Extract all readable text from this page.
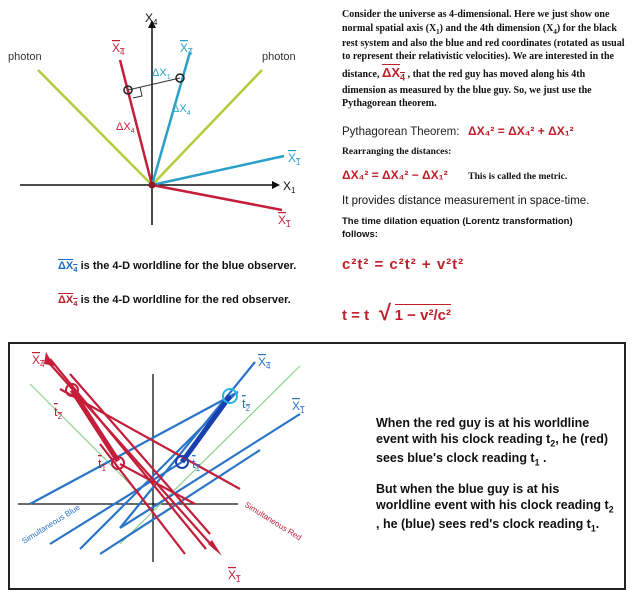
$X_4$
$X_1$
photon	photon
$X_4$	$X_4$
$X_1$
$X_1$
$\Delta X_4$
$\Delta X_4$
$\Delta X_1$
$\Delta X_4$ is the 4-D worldline for the blue observer.
$\Delta X_4$ is the 4-D worldline for the red observer.

Consider the universe as 4-dimensional. Here we just show one normal spatial axis $(X_1)$ and the 4th dimension $(X_4)$ for the black rest system and also the blue and red coordinates (rotated as usual to represent their relativistic velocities). We are interested in the distance, $\Delta X_4$ , that the red guy has moved along his 4th dimension as measured by the blue guy. So, we just use the Pythagorean theorem.

Pythagorean Theorem: ΔX₄² = ΔX₄² + ΔX₁²
Rearranging the distances:
ΔX₄² = ΔX₄² − ΔX₁² This is called the metric.
It provides distance measurement in space-time.
The time dilation equation (Lorentz transformation) follows:
c²t² = c²t² + v²t²
t = t √ 1 − v²/c²
$X_4$	$X_4$
$X_1$
$X_1$
$t_2$
$t_1$	$t_1$
$t_2$
Simultaneous Blue	Simultaneous Red

When the red guy is at his worldline event with his clock reading $t_2$, he (red) sees blue's clock reading $t_1$ .

But when the blue guy is at his worldline event with his clock reading $t_2$ , he (blue) sees red's clock reading $t_1$.
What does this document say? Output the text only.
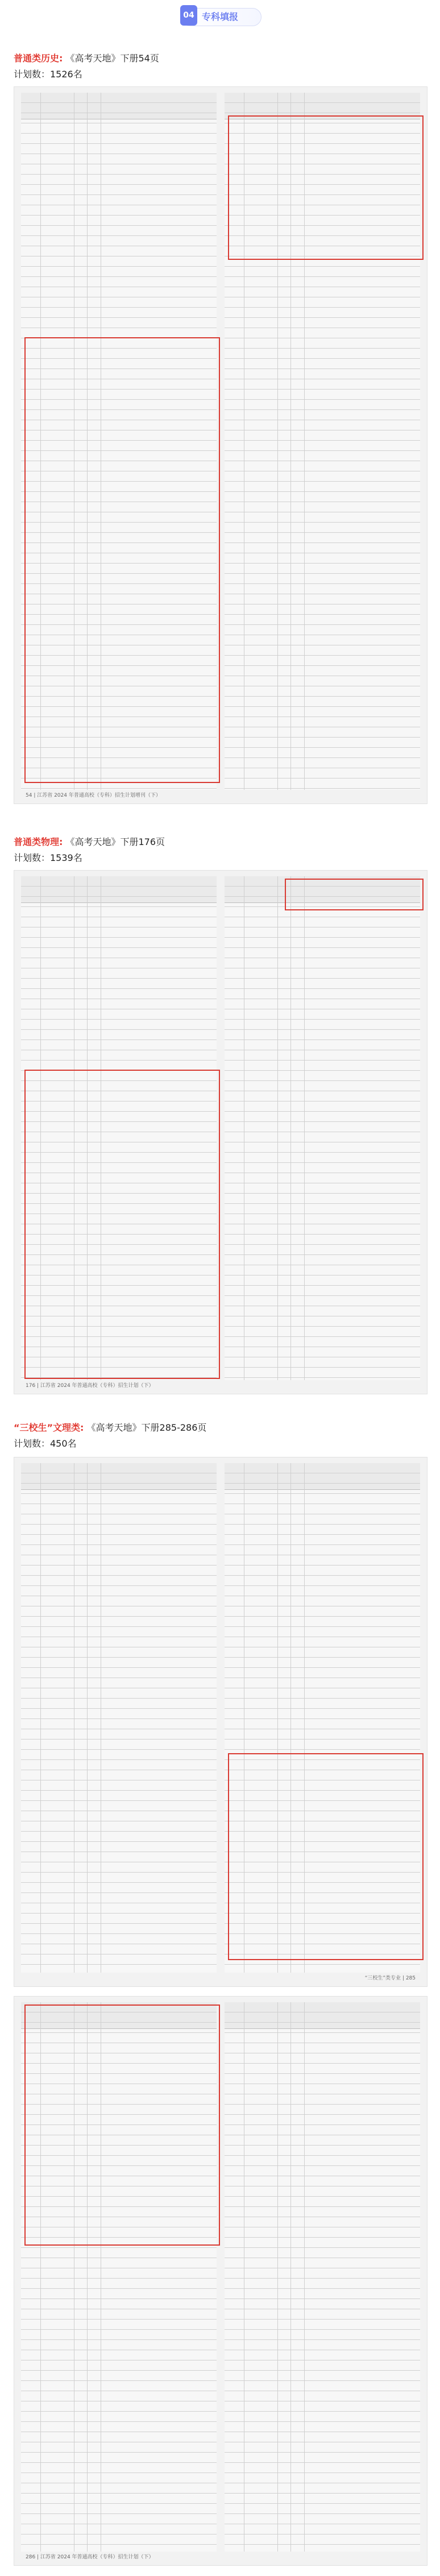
04 专科填报
普通类历史: 《高考天地》下册54页
计划数：1526名
54 | 江苏省 2024 年普通高校（专科）招生计划增刊（下）
普通类物理: 《高考天地》下册176页
计划数：1539名
176 | 江苏省 2024 年普通高校（专科）招生计划（下）
“三校生”文理类: 《高考天地》下册285-286页
计划数：450名
“三校生”类专业 | 285
286 | 江苏省 2024 年普通高校（专科）招生计划（下）
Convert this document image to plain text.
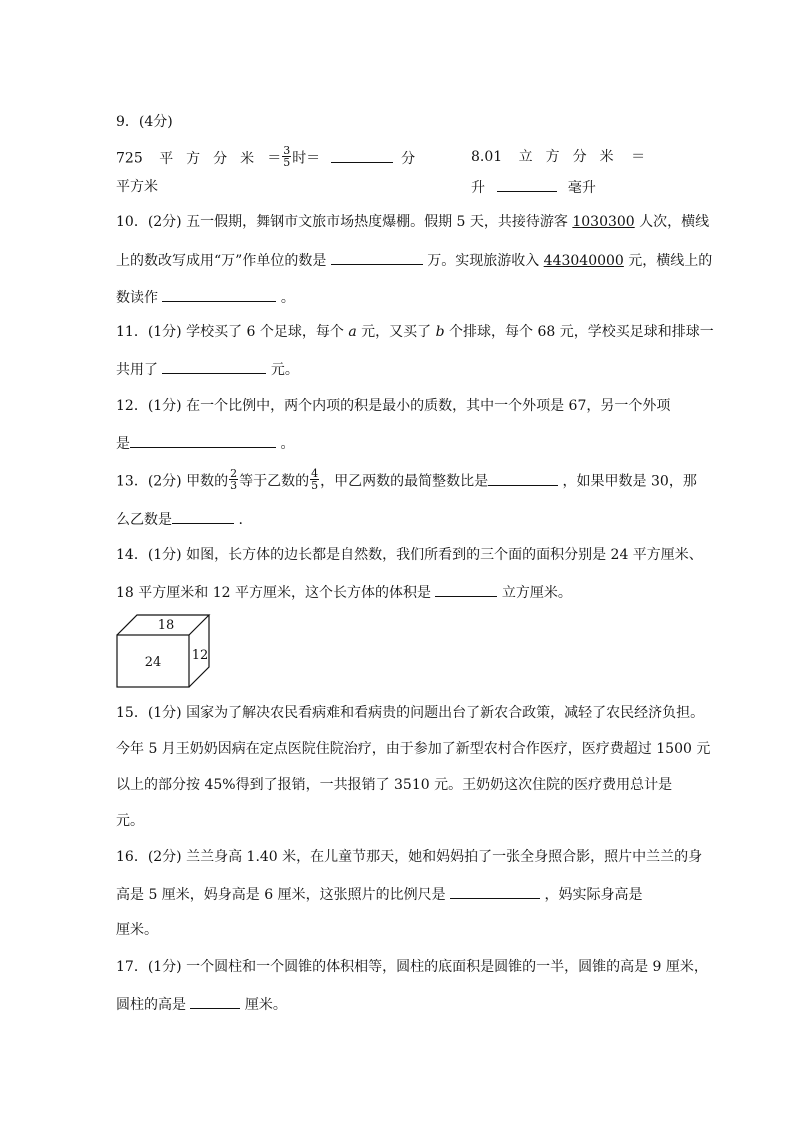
9．(4分)
725 平方分米＝ $\frac{3}{5}$ 时＝	分	8.01 立方分米 ＝
平方米	升	毫升
10．(2分) 五一假期，舞钢市文旅市场热度爆棚。假期 5 天，共接待游客 1030300 人次，横线
上的数改写成用“万”作单位的数是	万。实现旅游收入 443040000 元，横线上的
数读作	。
11．(1分) 学校买了 6 个足球，每个 a 元，又买了 b 个排球，每个 68 元，学校买足球和排球一
共用了	元。
12．(1分) 在一个比例中，两个内项的积是最小的质数，其中一个外项是 67，另一个外项
是	。
13．(2分) 甲数的 $\frac{2}{3}$ 等于乙数的 $\frac{4}{5}$ ，甲乙两数的最简整数比是	，如果甲数是 30，那
么乙数是	.
14．(1分) 如图，长方体的边长都是自然数，我们所看到的三个面的面积分别是 24 平方厘米、
18 平方厘米和 12 平方厘米，这个长方体的体积是	立方厘米。
18
24 12
15．(1分) 国家为了解决农民看病难和看病贵的问题出台了新农合政策，减轻了农民经济负担。
今年 5 月王奶奶因病在定点医院住院治疗，由于参加了新型农村合作医疗，医疗费超过 1500 元
以上的部分按 45%得到了报销，一共报销了 3510 元。王奶奶这次住院的医疗费用总计是
元。
16．(2分) 兰兰身高 1.40 米，在儿童节那天，她和妈妈拍了一张全身照合影，照片中兰兰的身
高是 5 厘米，妈身高是 6 厘米，这张照片的比例尺是	，妈实际身高是
厘米。
17．(1分) 一个圆柱和一个圆锥的体积相等，圆柱的底面积是圆锥的一半，圆锥的高是 9 厘米，
圆柱的高是	厘米。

────────────────────────────────────────

_Task to complete:_
How many lines in the listing above contain "reading"? Answer with the number alone.

_Finished task:_
2